Task to complete: Repeat each entry as written and leave the images out of the copy.

Materials provided:
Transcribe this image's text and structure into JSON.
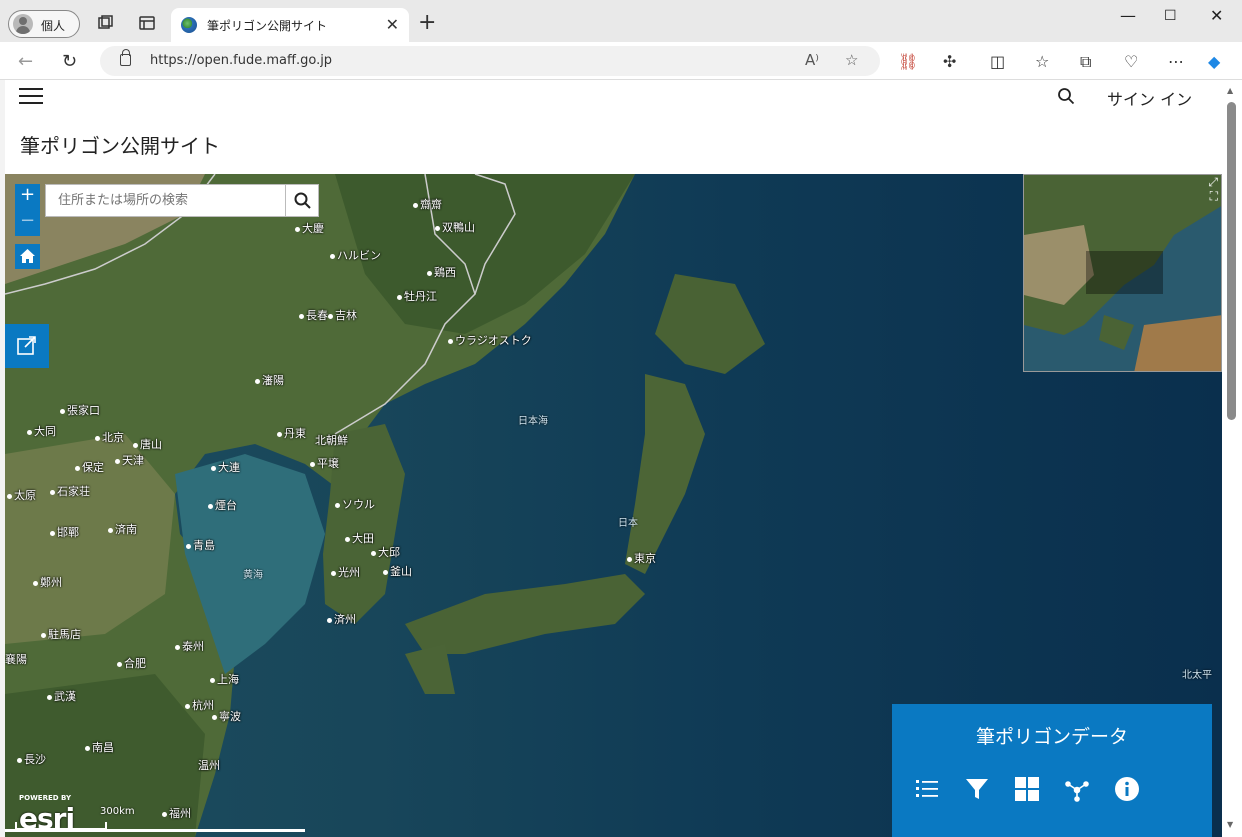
{
  "browser": {
    "profile_label": "個人",
    "tab_title": "筆ポリゴン公開サイト",
    "url": "https://open.fude.maff.go.jp"
  },
  "page": {
    "site_title": "筆ポリゴン公開サイト",
    "signin_label": "サイン イン"
  },
  "map": {
    "search_placeholder": "住所または場所の検索",
    "zoom_in": "+",
    "zoom_out": "−",
    "scale_label": "300km",
    "powered_by": "POWERED BY",
    "esri_logo": "esri",
    "cities": [
      "齋齋",
      "双鴨山",
      "大慶",
      "ハルビン",
      "鶏西",
      "牡丹江",
      "長春",
      "吉林",
      "ウラジオストク",
      "瀋陽",
      "張家口",
      "大同",
      "北京",
      "唐山",
      "丹東",
      "北朝鮮",
      "保定",
      "天津",
      "大連",
      "平壌",
      "太原",
      "石家荘",
      "煙台",
      "ソウル",
      "邯鄲",
      "済南",
      "大田",
      "大邱",
      "青島",
      "光州",
      "釜山",
      "鄭州",
      "済州",
      "駐馬店",
      "泰州",
      "合肥",
      "襄陽",
      "上海",
      "武漢",
      "杭州",
      "寧波",
      "南昌",
      "長沙",
      "温州",
      "福州",
      "東京"
    ],
    "sea_labels": [
      "日本海",
      "日本",
      "黄海",
      "北太平"
    ]
  },
  "data_panel": {
    "title": "筆ポリゴンデータ",
    "icons": [
      "list-icon",
      "filter-icon",
      "grid-icon",
      "share-network-icon",
      "info-icon"
    ]
  },
  "colors": {
    "accent": "#0a79c2"
  }
}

Final result:
Transcribe this image's text and structure into JSON.
{
  "browser": {
    "profile_label": "個人",
    "tab_title": "筆ポリゴン公開サイト",
    "url": "https://open.fude.maff.go.jp"
  },
  "page": {
    "site_title": "筆ポリゴン公開サイト",
    "signin_label": "サイン イン"
  },
  "map": {
    "search_placeholder": "住所または場所の検索",
    "zoom_in": "+",
    "zoom_out": "−",
    "scale_label": "300km",
    "powered_by": "POWERED BY",
    "esri_logo": "esri",
    "cities": [
      "齋齋",
      "双鴨山",
      "大慶",
      "ハルビン",
      "鶏西",
      "牡丹江",
      "長春",
      "吉林",
      "ウラジオストク",
      "瀋陽",
      "張家口",
      "大同",
      "北京",
      "唐山",
      "丹東",
      "北朝鮮",
      "保定",
      "天津",
      "大連",
      "平壌",
      "太原",
      "石家荘",
      "煙台",
      "ソウル",
      "邯鄲",
      "済南",
      "大田",
      "大邱",
      "青島",
      "光州",
      "釜山",
      "鄭州",
      "済州",
      "駐馬店",
      "泰州",
      "合肥",
      "襄陽",
      "上海",
      "武漢",
      "杭州",
      "寧波",
      "南昌",
      "長沙",
      "温州",
      "福州",
      "東京"
    ],
    "sea_labels": [
      "日本海",
      "日本",
      "黄海",
      "北太平"
    ]
  },
  "data_panel": {
    "title": "筆ポリゴンデータ",
    "icons": [
      "list-icon",
      "filter-icon",
      "grid-icon",
      "share-network-icon",
      "info-icon"
    ]
  },
  "colors": {
    "accent": "#0a79c2"
  }
}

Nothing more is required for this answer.